Return each line containing the string "creepytrees".

==== EXTRACTED ENTRIES ====

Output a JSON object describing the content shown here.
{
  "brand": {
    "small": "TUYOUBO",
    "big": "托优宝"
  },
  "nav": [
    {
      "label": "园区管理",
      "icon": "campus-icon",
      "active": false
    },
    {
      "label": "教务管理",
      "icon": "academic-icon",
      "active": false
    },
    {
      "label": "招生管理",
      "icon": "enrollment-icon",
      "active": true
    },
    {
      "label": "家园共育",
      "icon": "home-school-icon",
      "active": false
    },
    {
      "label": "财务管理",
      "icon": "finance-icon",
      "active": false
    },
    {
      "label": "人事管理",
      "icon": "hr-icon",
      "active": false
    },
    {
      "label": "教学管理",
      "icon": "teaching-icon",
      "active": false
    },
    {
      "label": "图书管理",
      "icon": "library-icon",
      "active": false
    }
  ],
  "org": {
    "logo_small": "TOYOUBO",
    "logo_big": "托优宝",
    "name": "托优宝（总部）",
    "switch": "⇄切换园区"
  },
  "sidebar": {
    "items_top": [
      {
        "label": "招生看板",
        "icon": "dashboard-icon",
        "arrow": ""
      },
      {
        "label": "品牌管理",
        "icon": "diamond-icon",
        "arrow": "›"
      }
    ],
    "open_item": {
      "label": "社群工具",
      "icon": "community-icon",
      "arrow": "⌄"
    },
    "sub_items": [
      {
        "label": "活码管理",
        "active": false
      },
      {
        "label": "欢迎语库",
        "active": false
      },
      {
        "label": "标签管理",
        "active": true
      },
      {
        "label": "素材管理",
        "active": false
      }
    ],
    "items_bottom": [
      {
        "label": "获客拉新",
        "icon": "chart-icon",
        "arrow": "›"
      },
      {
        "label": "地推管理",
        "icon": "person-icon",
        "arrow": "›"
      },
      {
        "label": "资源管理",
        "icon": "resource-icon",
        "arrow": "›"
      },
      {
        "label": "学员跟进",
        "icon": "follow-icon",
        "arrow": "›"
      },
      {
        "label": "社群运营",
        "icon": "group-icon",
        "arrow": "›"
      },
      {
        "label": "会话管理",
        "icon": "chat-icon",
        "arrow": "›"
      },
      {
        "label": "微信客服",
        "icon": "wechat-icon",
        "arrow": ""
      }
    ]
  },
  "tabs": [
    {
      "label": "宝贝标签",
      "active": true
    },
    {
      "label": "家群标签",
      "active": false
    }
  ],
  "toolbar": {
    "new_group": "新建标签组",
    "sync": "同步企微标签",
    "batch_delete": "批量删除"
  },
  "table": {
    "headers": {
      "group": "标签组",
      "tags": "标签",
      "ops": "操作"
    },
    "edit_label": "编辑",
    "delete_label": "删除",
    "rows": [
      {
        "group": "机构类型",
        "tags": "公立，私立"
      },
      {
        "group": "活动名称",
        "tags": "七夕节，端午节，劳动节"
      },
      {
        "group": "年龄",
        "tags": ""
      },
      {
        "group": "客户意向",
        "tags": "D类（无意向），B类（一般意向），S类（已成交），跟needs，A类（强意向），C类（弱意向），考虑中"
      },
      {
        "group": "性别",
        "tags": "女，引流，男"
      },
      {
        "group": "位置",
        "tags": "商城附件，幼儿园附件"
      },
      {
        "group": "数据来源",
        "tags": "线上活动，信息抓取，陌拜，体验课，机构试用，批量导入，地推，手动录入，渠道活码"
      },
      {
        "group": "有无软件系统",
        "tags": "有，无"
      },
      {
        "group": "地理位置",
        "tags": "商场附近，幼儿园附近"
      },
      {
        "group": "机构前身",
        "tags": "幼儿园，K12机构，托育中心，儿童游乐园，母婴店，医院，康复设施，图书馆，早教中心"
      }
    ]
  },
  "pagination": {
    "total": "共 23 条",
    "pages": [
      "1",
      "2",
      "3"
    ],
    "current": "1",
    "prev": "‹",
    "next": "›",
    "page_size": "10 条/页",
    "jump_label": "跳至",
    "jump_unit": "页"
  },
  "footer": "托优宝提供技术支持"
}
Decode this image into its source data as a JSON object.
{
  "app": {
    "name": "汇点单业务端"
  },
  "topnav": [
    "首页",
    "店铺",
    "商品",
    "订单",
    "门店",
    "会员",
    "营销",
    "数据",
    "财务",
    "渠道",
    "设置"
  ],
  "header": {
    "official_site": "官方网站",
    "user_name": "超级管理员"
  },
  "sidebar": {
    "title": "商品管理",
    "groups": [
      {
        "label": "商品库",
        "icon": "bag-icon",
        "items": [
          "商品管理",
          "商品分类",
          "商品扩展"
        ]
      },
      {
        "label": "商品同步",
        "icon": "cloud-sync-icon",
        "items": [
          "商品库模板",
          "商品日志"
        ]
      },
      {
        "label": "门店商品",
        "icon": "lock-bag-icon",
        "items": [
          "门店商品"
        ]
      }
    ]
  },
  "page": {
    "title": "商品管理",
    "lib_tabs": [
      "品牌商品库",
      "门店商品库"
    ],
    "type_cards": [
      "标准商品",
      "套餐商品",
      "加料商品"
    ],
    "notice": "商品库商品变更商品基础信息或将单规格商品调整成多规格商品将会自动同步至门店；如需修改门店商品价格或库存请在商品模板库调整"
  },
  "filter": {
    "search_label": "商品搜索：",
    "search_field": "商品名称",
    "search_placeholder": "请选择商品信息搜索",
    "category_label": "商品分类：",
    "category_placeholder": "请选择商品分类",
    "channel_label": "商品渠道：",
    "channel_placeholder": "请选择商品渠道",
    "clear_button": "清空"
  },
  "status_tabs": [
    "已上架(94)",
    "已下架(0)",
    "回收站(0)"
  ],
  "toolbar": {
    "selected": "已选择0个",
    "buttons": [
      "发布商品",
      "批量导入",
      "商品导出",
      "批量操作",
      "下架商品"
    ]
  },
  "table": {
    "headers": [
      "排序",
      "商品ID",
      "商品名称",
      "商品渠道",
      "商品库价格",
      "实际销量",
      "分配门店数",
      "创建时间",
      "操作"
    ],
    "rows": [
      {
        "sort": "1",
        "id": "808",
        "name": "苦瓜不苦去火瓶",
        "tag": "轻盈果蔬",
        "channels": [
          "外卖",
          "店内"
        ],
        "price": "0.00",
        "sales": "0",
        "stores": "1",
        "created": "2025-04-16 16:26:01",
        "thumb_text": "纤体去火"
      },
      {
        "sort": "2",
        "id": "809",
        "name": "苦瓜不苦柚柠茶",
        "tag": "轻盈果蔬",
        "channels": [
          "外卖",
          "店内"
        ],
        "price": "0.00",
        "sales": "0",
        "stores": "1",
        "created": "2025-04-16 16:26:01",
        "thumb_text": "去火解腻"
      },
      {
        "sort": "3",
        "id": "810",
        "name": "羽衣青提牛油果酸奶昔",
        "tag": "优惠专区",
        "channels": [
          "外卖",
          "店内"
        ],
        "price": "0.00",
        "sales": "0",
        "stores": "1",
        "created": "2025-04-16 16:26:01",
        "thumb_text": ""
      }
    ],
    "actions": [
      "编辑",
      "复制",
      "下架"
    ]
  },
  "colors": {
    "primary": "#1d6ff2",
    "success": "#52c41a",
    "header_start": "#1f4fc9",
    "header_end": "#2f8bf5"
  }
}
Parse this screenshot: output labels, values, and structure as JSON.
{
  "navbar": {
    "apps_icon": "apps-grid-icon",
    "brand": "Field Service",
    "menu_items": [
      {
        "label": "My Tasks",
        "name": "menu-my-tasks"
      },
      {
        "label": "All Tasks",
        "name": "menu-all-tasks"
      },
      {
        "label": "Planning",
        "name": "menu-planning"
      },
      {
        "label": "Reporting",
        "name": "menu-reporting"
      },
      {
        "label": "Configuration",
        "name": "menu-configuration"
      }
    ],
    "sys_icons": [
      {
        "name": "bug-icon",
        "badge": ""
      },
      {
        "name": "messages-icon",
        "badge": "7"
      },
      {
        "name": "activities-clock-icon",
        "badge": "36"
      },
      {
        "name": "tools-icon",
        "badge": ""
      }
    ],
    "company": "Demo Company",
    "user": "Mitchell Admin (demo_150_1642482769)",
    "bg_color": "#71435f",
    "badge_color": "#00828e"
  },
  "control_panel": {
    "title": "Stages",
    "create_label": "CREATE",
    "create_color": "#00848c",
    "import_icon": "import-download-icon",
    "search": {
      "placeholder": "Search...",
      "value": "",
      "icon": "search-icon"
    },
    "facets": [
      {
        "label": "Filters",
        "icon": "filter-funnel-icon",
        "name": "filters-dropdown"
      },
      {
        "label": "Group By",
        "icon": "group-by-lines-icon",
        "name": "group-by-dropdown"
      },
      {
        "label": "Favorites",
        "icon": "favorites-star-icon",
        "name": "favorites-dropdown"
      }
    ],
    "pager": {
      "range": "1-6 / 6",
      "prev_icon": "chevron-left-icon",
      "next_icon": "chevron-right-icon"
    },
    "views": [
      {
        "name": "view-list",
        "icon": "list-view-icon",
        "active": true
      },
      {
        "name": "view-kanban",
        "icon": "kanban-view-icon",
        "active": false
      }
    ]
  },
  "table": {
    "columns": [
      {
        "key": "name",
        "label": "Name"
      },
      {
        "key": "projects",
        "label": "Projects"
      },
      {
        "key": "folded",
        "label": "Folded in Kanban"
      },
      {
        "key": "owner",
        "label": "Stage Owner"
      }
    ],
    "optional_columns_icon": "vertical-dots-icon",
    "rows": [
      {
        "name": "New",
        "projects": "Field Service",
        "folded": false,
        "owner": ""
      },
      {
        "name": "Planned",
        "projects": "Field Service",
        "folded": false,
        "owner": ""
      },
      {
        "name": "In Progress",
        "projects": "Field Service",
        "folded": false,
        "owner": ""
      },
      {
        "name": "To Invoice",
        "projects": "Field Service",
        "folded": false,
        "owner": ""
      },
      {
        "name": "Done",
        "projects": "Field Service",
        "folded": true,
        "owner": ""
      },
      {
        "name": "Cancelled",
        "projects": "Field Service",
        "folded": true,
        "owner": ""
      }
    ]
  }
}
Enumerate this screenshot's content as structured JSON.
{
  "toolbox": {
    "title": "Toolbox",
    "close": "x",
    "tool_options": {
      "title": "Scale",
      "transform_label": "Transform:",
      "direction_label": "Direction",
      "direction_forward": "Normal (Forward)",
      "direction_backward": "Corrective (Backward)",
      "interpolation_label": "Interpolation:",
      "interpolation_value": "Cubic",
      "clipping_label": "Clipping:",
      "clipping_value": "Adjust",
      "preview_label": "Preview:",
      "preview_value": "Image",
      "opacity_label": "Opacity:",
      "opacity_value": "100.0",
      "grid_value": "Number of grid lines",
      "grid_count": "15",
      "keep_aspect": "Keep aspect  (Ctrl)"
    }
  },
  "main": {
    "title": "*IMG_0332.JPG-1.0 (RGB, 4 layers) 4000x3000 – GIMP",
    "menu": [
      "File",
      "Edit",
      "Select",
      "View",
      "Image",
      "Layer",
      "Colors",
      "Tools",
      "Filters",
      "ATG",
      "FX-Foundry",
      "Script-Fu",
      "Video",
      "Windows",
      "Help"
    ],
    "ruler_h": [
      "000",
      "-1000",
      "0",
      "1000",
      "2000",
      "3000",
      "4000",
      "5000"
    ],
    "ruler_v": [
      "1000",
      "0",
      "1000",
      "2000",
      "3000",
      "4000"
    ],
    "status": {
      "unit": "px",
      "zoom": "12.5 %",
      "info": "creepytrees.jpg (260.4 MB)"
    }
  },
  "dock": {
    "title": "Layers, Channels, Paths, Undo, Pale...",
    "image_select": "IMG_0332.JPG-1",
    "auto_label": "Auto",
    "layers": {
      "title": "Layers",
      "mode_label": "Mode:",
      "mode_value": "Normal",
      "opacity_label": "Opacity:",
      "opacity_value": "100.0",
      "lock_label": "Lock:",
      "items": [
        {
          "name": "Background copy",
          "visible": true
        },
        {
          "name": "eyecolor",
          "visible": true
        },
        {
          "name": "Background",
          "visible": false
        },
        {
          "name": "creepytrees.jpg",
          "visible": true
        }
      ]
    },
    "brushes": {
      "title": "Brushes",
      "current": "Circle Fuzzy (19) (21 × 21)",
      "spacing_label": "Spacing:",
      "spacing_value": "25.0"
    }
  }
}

====

SOLUTION FOR THIS TASK:
      "info": "creepytrees.jpg (260.4 MB)"
          "name": "creepytrees.jpg",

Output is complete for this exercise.